▶ **TASK PROMPT**
Reproduce each record exactly.

▶ **RECORDS**
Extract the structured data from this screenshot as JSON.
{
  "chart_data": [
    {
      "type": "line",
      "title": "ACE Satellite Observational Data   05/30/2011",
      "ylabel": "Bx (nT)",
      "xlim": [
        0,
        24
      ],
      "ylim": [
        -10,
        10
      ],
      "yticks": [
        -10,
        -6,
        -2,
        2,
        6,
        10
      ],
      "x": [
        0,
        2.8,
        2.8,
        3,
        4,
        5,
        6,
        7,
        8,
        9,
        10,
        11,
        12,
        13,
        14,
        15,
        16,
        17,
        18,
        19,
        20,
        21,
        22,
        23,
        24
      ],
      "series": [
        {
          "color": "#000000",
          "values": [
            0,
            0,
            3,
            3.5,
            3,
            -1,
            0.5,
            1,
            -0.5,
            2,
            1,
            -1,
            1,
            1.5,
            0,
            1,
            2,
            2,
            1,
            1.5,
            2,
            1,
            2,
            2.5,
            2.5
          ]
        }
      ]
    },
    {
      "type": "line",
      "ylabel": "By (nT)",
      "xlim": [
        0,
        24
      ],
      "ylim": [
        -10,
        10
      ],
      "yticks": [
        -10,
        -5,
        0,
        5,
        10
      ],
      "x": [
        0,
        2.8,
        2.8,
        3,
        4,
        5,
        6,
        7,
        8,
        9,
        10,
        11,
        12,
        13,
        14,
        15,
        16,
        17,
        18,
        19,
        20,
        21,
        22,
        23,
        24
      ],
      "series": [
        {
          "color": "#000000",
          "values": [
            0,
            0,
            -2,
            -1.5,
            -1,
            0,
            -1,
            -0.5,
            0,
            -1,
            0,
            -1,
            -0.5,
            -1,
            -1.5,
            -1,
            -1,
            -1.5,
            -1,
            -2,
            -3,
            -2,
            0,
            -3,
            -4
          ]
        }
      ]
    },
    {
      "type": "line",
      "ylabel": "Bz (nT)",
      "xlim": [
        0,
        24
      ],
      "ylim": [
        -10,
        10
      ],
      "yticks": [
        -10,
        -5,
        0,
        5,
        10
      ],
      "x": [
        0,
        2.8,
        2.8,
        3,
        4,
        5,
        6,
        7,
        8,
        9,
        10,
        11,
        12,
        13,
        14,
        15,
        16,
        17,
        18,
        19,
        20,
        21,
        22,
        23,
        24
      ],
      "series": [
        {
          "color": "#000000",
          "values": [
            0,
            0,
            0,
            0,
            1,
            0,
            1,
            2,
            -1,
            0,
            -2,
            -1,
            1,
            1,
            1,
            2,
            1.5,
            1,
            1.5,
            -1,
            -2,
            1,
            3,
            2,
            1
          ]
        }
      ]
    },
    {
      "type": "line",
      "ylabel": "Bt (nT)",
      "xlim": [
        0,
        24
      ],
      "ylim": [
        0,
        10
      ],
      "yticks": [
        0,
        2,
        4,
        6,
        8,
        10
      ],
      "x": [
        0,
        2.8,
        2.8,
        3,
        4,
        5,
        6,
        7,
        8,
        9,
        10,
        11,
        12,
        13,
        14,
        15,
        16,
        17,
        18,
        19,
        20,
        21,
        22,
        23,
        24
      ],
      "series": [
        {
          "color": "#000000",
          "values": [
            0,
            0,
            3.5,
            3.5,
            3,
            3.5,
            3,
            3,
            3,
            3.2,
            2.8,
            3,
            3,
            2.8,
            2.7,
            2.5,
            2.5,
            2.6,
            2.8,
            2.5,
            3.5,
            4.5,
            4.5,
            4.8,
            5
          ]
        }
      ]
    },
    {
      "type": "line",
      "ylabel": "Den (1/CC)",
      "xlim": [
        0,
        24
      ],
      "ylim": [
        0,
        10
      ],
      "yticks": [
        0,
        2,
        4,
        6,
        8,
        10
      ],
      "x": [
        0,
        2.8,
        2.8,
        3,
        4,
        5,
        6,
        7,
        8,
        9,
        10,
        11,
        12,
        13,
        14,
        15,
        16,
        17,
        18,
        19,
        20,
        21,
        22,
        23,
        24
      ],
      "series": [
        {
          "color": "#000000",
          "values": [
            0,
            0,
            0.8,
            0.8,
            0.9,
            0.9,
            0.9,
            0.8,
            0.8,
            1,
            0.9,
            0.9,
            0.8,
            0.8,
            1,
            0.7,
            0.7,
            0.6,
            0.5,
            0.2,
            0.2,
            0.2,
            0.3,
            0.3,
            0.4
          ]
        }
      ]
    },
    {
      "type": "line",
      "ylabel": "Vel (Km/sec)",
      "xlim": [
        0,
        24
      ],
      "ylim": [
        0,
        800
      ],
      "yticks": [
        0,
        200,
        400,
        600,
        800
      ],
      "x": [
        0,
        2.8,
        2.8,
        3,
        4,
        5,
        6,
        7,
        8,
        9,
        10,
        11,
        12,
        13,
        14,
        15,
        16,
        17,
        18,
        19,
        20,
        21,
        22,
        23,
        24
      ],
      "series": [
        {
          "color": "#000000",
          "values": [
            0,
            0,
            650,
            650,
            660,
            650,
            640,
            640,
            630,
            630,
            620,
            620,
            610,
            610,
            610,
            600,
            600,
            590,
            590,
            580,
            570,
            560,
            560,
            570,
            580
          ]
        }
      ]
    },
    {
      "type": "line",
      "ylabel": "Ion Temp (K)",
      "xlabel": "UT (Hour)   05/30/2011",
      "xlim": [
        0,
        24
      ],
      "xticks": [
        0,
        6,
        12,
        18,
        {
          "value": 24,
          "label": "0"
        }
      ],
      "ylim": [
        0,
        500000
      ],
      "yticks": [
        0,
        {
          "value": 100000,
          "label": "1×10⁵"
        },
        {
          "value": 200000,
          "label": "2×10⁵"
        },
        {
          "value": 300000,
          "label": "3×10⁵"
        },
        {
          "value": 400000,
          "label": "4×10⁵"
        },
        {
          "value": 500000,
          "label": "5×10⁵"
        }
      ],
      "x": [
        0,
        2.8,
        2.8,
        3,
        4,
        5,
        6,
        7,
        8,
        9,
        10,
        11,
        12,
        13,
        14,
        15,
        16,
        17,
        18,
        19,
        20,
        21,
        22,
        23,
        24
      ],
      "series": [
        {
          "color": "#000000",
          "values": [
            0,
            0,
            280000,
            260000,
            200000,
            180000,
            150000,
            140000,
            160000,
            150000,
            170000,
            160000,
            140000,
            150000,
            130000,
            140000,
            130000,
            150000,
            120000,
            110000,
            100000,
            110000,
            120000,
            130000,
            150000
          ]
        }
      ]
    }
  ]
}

▶ **CORRECT ANSWER**
Extract the structured data from this screenshot as JSON.
{
  "chart_data": [
    {
      "type": "line",
      "title": "ACE Satellite Observational Data   05/30/2011",
      "ylabel": "Bx (nT)",
      "xlim": [
        0,
        24
      ],
      "ylim": [
        -10,
        10
      ],
      "yticks": [
        -10,
        -6,
        -2,
        2,
        6,
        10
      ],
      "x": [
        0,
        2.8,
        2.8,
        3,
        4,
        5,
        6,
        7,
        8,
        9,
        10,
        11,
        12,
        13,
        14,
        15,
        16,
        17,
        18,
        19,
        20,
        21,
        22,
        23,
        24
      ],
      "series": [
        {
          "color": "#000000",
          "values": [
            0,
            0,
            3,
            3.5,
            3,
            -1,
            0.5,
            1,
            -0.5,
            2,
            1,
            -1,
            1,
            1.5,
            0,
            1,
            2,
            2,
            1,
            1.5,
            2,
            1,
            2,
            2.5,
            2.5
          ]
        }
      ]
    },
    {
      "type": "line",
      "ylabel": "By (nT)",
      "xlim": [
        0,
        24
      ],
      "ylim": [
        -10,
        10
      ],
      "yticks": [
        -10,
        -5,
        0,
        5,
        10
      ],
      "x": [
        0,
        2.8,
        2.8,
        3,
        4,
        5,
        6,
        7,
        8,
        9,
        10,
        11,
        12,
        13,
        14,
        15,
        16,
        17,
        18,
        19,
        20,
        21,
        22,
        23,
        24
      ],
      "series": [
        {
          "color": "#000000",
          "values": [
            0,
            0,
            -2,
            -1.5,
            -1,
            0,
            -1,
            -0.5,
            0,
            -1,
            0,
            -1,
            -0.5,
            -1,
            -1.5,
            -1,
            -1,
            -1.5,
            -1,
            -2,
            -3,
            -2,
            0,
            -3,
            -4
          ]
        }
      ]
    },
    {
      "type": "line",
      "ylabel": "Bz (nT)",
      "xlim": [
        0,
        24
      ],
      "ylim": [
        -10,
        10
      ],
      "yticks": [
        -10,
        -5,
        0,
        5,
        10
      ],
      "x": [
        0,
        2.8,
        2.8,
        3,
        4,
        5,
        6,
        7,
        8,
        9,
        10,
        11,
        12,
        13,
        14,
        15,
        16,
        17,
        18,
        19,
        20,
        21,
        22,
        23,
        24
      ],
      "series": [
        {
          "color": "#000000",
          "values": [
            0,
            0,
            0,
            0,
            1,
            0,
            1,
            2,
            -1,
            0,
            -2,
            -1,
            1,
            1,
            1,
            2,
            1.5,
            1,
            1.5,
            -1,
            -2,
            1,
            3,
            2,
            1
          ]
        }
      ]
    },
    {
      "type": "line",
      "ylabel": "Bt (nT)",
      "xlim": [
        0,
        24
      ],
      "ylim": [
        0,
        10
      ],
      "yticks": [
        0,
        2,
        4,
        6,
        8,
        10
      ],
      "x": [
        0,
        2.8,
        2.8,
        3,
        4,
        5,
        6,
        7,
        8,
        9,
        10,
        11,
        12,
        13,
        14,
        15,
        16,
        17,
        18,
        19,
        20,
        21,
        22,
        23,
        24
      ],
      "series": [
        {
          "color": "#000000",
          "values": [
            0,
            0,
            3.5,
            3.5,
            3,
            3.5,
            3,
            3,
            3,
            3.2,
            2.8,
            3,
            3,
            2.8,
            2.7,
            2.5,
            2.5,
            2.6,
            2.8,
            2.5,
            3.5,
            4.5,
            4.5,
            4.8,
            5
          ]
        }
      ]
    },
    {
      "type": "line",
      "ylabel": "Den (1/CC)",
      "xlim": [
        0,
        24
      ],
      "ylim": [
        0,
        10
      ],
      "yticks": [
        0,
        2,
        4,
        6,
        8,
        10
      ],
      "x": [
        0,
        2.8,
        2.8,
        3,
        4,
        5,
        6,
        7,
        8,
        9,
        10,
        11,
        12,
        13,
        14,
        15,
        16,
        17,
        18,
        19,
        20,
        21,
        22,
        23,
        24
      ],
      "series": [
        {
          "color": "#000000",
          "values": [
            0,
            0,
            0.8,
            0.8,
            0.9,
            0.9,
            0.9,
            0.8,
            0.8,
            1,
            0.9,
            0.9,
            0.8,
            0.8,
            1,
            0.7,
            0.7,
            0.6,
            0.5,
            0.2,
            0.2,
            0.2,
            0.3,
            0.3,
            0.4
          ]
        }
      ]
    },
    {
      "type": "line",
      "ylabel": "Vel (Km/sec)",
      "xlim": [
        0,
        24
      ],
      "ylim": [
        0,
        800
      ],
      "yticks": [
        0,
        200,
        400,
        600,
        800
      ],
      "x": [
        0,
        2.8,
        2.8,
        3,
        4,
        5,
        6,
        7,
        8,
        9,
        10,
        11,
        12,
        13,
        14,
        15,
        16,
        17,
        18,
        19,
        20,
        21,
        22,
        23,
        24
      ],
      "series": [
        {
          "color": "#000000",
          "values": [
            0,
            0,
            650,
            650,
            660,
            650,
            640,
            640,
            630,
            630,
            620,
            620,
            610,
            610,
            610,
            600,
            600,
            590,
            590,
            580,
            570,
            560,
            560,
            570,
            580
          ]
        }
      ]
    },
    {
      "type": "line",
      "ylabel": "Ion Temp (K)",
      "xlabel": "UT (Hour)   05/30/2011",
      "xlim": [
        0,
        24
      ],
      "xticks": [
        0,
        6,
        12,
        18,
        {
          "value": 24,
          "label": "0"
        }
      ],
      "ylim": [
        0,
        500000
      ],
      "yticks": [
        0,
        {
          "value": 100000,
          "label": "1×10⁵"
        },
        {
          "value": 200000,
          "label": "2×10⁵"
        },
        {
          "value": 300000,
          "label": "3×10⁵"
        },
        {
          "value": 400000,
          "label": "4×10⁵"
        },
        {
          "value": 500000,
          "label": "5×10⁵"
        }
      ],
      "x": [
        0,
        2.8,
        2.8,
        3,
        4,
        5,
        6,
        7,
        8,
        9,
        10,
        11,
        12,
        13,
        14,
        15,
        16,
        17,
        18,
        19,
        20,
        21,
        22,
        23,
        24
      ],
      "series": [
        {
          "color": "#000000",
          "values": [
            0,
            0,
            280000,
            260000,
            200000,
            180000,
            150000,
            140000,
            160000,
            150000,
            170000,
            160000,
            140000,
            150000,
            130000,
            140000,
            130000,
            150000,
            120000,
            110000,
            100000,
            110000,
            120000,
            130000,
            150000
          ]
        }
      ]
    }
  ]
}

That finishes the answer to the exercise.